**Given records**
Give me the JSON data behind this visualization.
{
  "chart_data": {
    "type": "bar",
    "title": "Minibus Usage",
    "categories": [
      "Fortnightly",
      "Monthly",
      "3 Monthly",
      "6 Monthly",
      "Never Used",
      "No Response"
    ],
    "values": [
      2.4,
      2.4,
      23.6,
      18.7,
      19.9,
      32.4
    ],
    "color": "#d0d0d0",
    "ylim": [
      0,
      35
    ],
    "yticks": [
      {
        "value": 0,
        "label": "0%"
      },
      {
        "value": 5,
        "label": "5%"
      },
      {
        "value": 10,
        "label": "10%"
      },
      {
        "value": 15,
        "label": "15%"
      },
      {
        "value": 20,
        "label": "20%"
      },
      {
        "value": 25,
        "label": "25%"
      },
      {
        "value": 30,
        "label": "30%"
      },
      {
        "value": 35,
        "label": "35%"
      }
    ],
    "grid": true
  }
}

**Task details**
Return each line of the listing that holds the string "label".

**Solution to the problem**
        "label": "0%"
        "label": "5%"
        "label": "10%"
        "label": "15%"
        "label": "20%"
        "label": "25%"
        "label": "30%"
        "label": "35%"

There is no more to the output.